EXERCISE INSTRUCTIONS |
Write out the data again in full, keeping every character the same.

EXTRACTED DATA |
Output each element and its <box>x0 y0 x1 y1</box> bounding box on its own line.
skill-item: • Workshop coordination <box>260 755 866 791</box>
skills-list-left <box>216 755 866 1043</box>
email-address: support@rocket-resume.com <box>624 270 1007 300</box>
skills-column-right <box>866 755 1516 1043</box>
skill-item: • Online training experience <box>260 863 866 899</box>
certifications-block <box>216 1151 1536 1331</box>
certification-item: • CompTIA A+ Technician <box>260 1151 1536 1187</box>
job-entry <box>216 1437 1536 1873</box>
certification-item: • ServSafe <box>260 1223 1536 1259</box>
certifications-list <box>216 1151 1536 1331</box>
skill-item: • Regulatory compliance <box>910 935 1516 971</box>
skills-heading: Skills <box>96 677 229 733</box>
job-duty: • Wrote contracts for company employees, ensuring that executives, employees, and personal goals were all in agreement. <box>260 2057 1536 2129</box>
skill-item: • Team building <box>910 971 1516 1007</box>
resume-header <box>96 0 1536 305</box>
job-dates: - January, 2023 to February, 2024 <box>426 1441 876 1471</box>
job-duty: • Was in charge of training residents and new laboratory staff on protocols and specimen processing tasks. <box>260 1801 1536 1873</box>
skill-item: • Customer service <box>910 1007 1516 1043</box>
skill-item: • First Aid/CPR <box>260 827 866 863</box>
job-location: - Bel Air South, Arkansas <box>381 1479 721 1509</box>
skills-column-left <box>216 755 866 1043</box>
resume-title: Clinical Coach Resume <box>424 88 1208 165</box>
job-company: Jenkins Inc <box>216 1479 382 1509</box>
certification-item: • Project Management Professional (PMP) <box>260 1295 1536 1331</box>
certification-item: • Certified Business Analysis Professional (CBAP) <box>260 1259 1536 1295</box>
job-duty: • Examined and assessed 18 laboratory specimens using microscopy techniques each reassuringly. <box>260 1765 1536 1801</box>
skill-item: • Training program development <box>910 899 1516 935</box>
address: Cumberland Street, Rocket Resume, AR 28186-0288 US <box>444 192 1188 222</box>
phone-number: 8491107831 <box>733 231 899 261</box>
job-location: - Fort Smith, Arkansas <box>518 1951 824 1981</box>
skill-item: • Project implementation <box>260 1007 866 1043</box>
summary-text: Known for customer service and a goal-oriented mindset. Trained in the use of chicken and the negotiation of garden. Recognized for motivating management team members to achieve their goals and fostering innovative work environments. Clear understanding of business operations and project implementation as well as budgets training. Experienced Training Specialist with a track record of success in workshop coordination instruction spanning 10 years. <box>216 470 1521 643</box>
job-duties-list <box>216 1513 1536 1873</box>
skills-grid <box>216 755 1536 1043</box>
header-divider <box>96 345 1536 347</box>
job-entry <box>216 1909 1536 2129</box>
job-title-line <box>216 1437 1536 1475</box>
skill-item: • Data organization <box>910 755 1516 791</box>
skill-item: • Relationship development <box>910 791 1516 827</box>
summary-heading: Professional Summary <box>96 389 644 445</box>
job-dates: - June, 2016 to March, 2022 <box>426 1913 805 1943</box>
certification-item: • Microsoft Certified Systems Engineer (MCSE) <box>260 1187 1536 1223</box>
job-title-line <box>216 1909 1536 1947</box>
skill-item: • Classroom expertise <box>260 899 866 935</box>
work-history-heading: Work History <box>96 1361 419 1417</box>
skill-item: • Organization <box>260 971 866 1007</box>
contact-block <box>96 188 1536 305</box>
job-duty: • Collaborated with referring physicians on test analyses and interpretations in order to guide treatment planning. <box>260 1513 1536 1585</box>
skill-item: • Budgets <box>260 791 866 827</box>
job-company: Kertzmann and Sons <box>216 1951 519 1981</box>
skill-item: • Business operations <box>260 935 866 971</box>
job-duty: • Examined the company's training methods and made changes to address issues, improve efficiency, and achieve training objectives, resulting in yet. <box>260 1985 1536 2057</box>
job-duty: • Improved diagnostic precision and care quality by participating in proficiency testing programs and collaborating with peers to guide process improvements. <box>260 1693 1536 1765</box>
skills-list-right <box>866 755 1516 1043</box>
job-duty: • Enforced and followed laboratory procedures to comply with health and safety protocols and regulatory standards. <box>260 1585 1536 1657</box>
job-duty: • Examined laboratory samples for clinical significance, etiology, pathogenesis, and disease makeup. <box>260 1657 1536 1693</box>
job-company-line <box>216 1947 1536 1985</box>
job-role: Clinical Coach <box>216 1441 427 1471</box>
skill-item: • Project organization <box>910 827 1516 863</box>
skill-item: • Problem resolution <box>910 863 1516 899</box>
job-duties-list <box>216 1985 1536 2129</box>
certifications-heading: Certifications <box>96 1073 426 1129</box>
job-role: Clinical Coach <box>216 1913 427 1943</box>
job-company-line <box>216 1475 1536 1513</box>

COMPLETED TASK |
Output each element and its <box>x0 y0 x1 y1</box> bounding box on its own line.
skill-item: • Workshop coordination <box>260 755 866 791</box>
skills-list-left <box>216 755 866 1043</box>
email-address: support@rocket-resume.com <box>624 270 1007 300</box>
skills-column-right <box>866 755 1516 1043</box>
skill-item: • Online training experience <box>260 863 866 899</box>
certifications-block <box>216 1151 1536 1331</box>
certification-item: • CompTIA A+ Technician <box>260 1151 1536 1187</box>
job-entry <box>216 1437 1536 1873</box>
certification-item: • ServSafe <box>260 1223 1536 1259</box>
certifications-list <box>216 1151 1536 1331</box>
skill-item: • Regulatory compliance <box>910 935 1516 971</box>
skills-heading: Skills <box>96 677 229 733</box>
job-duty: • Wrote contracts for company employees, ensuring that executives, employees, and personal goals were all in agreement. <box>260 2057 1536 2129</box>
skill-item: • Team building <box>910 971 1516 1007</box>
resume-header <box>96 0 1536 305</box>
job-dates: - January, 2023 to February, 2024 <box>426 1441 876 1471</box>
job-duty: • Was in charge of training residents and new laboratory staff on protocols and specimen processing tasks. <box>260 1801 1536 1873</box>
skill-item: • Customer service <box>910 1007 1516 1043</box>
skill-item: • First Aid/CPR <box>260 827 866 863</box>
job-location: - Bel Air South, Arkansas <box>381 1479 721 1509</box>
skills-column-left <box>216 755 866 1043</box>
resume-title: Clinical Coach Resume <box>424 88 1208 165</box>
job-company: Jenkins Inc <box>216 1479 382 1509</box>
certification-item: • Project Management Professional (PMP) <box>260 1295 1536 1331</box>
certification-item: • Certified Business Analysis Professional (CBAP) <box>260 1259 1536 1295</box>
job-duty: • Examined and assessed 18 laboratory specimens using microscopy techniques each reassuringly. <box>260 1765 1536 1801</box>
skill-item: • Training program development <box>910 899 1516 935</box>
address: Cumberland Street, Rocket Resume, AR 28186-0288 US <box>444 192 1188 222</box>
phone-number: 8491107831 <box>733 231 899 261</box>
job-location: - Fort Smith, Arkansas <box>518 1951 824 1981</box>
skill-item: • Project implementation <box>260 1007 866 1043</box>
summary-text: Known for customer service and a goal-oriented mindset. Trained in the use of chicken and the negotiation of garden. Recognized for motivating management team members to achieve their goals and fostering innovative work environments. Clear understanding of business operations and project implementation as well as budgets training. Experienced Training Specialist with a track record of success in workshop coordination instruction spanning 10 years. <box>216 470 1521 643</box>
job-duties-list <box>216 1513 1536 1873</box>
skills-grid <box>216 755 1536 1043</box>
header-divider <box>96 345 1536 347</box>
job-entry <box>216 1909 1536 2129</box>
job-title-line <box>216 1437 1536 1475</box>
skill-item: • Data organization <box>910 755 1516 791</box>
skill-item: • Relationship development <box>910 791 1516 827</box>
summary-heading: Professional Summary <box>96 389 644 445</box>
job-dates: - June, 2016 to March, 2022 <box>426 1913 805 1943</box>
certification-item: • Microsoft Certified Systems Engineer (MCSE) <box>260 1187 1536 1223</box>
job-title-line <box>216 1909 1536 1947</box>
skill-item: • Classroom expertise <box>260 899 866 935</box>
work-history-heading: Work History <box>96 1361 419 1417</box>
skill-item: • Organization <box>260 971 866 1007</box>
contact-block <box>96 188 1536 305</box>
job-duty: • Collaborated with referring physicians on test analyses and interpretations in order to guide treatment planning. <box>260 1513 1536 1585</box>
skill-item: • Budgets <box>260 791 866 827</box>
job-company: Kertzmann and Sons <box>216 1951 519 1981</box>
skill-item: • Business operations <box>260 935 866 971</box>
job-duty: • Examined the company's training methods and made changes to address issues, improve efficiency, and achieve training objectives, resulting in yet. <box>260 1985 1536 2057</box>
job-duty: • Improved diagnostic precision and care quality by participating in proficiency testing programs and collaborating with peers to guide process improvements. <box>260 1693 1536 1765</box>
skills-list-right <box>866 755 1516 1043</box>
job-duty: • Enforced and followed laboratory procedures to comply with health and safety protocols and regulatory standards. <box>260 1585 1536 1657</box>
job-duty: • Examined laboratory samples for clinical significance, etiology, pathogenesis, and disease makeup. <box>260 1657 1536 1693</box>
job-company-line <box>216 1947 1536 1985</box>
job-role: Clinical Coach <box>216 1441 427 1471</box>
skill-item: • Project organization <box>910 827 1516 863</box>
skill-item: • Problem resolution <box>910 863 1516 899</box>
job-duties-list <box>216 1985 1536 2129</box>
certifications-heading: Certifications <box>96 1073 426 1129</box>
job-role: Clinical Coach <box>216 1913 427 1943</box>
job-company-line <box>216 1475 1536 1513</box>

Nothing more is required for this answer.